Where a line holds the string "FOTOS", return that line.

DATA LINES =
(begin)
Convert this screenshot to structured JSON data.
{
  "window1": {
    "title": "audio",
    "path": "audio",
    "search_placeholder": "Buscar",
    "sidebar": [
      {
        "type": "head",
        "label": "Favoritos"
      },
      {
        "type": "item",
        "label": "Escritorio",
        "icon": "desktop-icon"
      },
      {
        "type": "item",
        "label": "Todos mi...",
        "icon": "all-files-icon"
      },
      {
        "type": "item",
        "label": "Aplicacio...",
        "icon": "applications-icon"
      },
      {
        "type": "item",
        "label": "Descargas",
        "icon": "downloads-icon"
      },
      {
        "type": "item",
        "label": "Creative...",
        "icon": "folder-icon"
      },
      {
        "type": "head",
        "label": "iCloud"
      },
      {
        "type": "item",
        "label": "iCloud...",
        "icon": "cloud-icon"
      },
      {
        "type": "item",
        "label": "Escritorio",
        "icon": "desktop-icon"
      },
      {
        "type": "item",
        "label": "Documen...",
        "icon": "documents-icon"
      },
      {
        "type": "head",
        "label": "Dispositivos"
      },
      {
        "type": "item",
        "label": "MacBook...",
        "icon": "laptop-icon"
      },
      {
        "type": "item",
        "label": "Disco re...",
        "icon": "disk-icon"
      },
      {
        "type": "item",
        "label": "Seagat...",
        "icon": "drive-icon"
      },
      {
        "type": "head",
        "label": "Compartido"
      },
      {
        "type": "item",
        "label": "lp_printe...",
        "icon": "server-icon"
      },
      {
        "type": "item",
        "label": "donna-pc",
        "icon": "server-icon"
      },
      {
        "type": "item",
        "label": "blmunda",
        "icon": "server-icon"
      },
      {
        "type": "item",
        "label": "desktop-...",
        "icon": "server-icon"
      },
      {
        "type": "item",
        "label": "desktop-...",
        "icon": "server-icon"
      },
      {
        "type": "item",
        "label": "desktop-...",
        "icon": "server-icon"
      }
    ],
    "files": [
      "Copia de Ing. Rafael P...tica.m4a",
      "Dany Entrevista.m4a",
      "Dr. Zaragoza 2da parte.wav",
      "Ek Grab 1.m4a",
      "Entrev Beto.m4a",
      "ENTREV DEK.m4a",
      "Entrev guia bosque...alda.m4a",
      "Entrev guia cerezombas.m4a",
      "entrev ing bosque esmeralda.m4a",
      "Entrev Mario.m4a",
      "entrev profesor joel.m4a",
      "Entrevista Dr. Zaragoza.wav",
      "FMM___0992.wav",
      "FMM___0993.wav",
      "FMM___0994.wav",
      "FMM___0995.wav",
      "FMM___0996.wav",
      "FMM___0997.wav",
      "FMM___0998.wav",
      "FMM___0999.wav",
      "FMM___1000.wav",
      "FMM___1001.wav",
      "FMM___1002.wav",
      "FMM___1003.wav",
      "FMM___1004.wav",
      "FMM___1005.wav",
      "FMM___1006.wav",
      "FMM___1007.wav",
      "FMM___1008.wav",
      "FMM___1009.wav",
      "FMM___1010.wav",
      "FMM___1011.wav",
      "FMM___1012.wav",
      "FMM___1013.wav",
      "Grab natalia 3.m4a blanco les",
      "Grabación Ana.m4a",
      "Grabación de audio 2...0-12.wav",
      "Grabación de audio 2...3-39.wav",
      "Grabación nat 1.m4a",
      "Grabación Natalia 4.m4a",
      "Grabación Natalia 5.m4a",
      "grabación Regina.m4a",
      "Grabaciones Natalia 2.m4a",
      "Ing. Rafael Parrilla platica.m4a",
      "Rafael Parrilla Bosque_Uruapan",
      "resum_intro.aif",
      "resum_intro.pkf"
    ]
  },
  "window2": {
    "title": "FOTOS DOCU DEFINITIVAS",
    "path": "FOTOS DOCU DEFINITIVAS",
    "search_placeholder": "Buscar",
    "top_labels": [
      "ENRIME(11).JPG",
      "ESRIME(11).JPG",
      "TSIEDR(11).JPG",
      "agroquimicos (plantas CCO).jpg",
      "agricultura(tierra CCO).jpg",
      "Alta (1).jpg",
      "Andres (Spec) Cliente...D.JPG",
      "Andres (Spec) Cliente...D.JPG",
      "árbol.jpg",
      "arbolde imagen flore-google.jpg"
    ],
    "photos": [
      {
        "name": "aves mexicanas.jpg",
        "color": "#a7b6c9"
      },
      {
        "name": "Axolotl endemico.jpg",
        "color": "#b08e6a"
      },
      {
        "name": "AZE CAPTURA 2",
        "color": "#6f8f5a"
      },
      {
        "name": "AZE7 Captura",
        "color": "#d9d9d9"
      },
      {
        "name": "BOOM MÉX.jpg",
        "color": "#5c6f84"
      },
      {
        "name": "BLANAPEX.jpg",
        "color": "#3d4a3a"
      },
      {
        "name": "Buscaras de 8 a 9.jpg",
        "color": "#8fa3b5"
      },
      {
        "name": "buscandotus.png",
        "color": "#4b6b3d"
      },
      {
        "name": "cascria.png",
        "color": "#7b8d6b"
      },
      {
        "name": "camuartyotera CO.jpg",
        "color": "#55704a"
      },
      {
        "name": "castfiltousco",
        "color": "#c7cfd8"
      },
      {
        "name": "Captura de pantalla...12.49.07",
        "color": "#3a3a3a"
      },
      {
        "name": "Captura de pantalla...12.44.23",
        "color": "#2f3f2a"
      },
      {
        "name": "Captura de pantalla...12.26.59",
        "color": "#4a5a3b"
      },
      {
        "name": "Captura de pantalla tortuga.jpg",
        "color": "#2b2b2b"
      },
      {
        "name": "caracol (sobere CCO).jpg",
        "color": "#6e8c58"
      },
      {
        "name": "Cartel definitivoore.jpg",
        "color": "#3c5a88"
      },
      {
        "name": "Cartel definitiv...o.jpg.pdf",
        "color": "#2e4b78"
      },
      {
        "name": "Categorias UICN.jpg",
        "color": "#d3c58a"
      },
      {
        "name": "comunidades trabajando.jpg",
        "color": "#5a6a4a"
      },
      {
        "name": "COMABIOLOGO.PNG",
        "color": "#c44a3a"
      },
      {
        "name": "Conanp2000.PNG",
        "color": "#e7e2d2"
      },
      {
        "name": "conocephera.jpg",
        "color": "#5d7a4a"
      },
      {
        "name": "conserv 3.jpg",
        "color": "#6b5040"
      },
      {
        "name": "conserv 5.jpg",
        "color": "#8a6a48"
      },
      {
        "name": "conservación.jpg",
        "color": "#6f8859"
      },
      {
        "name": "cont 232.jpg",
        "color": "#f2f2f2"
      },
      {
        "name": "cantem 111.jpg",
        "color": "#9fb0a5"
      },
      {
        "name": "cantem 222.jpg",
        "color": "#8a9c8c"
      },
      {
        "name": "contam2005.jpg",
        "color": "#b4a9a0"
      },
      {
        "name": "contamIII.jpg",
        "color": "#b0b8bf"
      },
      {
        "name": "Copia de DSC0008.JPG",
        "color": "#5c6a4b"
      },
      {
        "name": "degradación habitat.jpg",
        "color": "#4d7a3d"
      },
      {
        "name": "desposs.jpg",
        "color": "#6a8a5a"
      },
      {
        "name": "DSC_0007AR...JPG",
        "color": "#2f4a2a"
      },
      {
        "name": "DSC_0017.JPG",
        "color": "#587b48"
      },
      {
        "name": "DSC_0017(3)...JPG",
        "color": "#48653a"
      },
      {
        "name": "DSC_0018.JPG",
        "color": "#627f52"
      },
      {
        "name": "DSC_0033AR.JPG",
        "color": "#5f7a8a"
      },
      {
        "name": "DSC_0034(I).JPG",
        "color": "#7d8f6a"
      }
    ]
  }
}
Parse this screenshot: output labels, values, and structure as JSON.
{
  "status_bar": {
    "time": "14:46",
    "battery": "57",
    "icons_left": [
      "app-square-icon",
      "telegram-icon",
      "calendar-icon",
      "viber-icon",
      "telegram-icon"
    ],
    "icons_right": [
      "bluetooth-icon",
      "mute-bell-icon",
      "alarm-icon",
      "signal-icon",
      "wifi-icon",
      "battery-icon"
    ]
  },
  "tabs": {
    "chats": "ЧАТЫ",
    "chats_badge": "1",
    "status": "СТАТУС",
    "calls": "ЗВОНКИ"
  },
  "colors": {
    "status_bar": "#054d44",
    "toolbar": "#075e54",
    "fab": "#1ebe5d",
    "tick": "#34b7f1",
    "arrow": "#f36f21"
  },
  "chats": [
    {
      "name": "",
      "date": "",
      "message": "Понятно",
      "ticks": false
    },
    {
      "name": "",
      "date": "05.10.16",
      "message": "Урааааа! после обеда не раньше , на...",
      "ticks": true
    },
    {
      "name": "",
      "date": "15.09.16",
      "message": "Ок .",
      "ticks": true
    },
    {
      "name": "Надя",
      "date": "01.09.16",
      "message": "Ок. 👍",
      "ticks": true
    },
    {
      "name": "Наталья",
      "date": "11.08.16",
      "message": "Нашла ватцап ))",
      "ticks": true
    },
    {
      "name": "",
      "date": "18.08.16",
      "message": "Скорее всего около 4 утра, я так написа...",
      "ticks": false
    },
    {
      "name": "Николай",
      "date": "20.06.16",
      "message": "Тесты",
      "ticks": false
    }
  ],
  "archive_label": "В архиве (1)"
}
(end)
CORRECT RESPONSE =
    "title": "FOTOS DOCU DEFINITIVAS",
    "path": "FOTOS DOCU DEFINITIVAS",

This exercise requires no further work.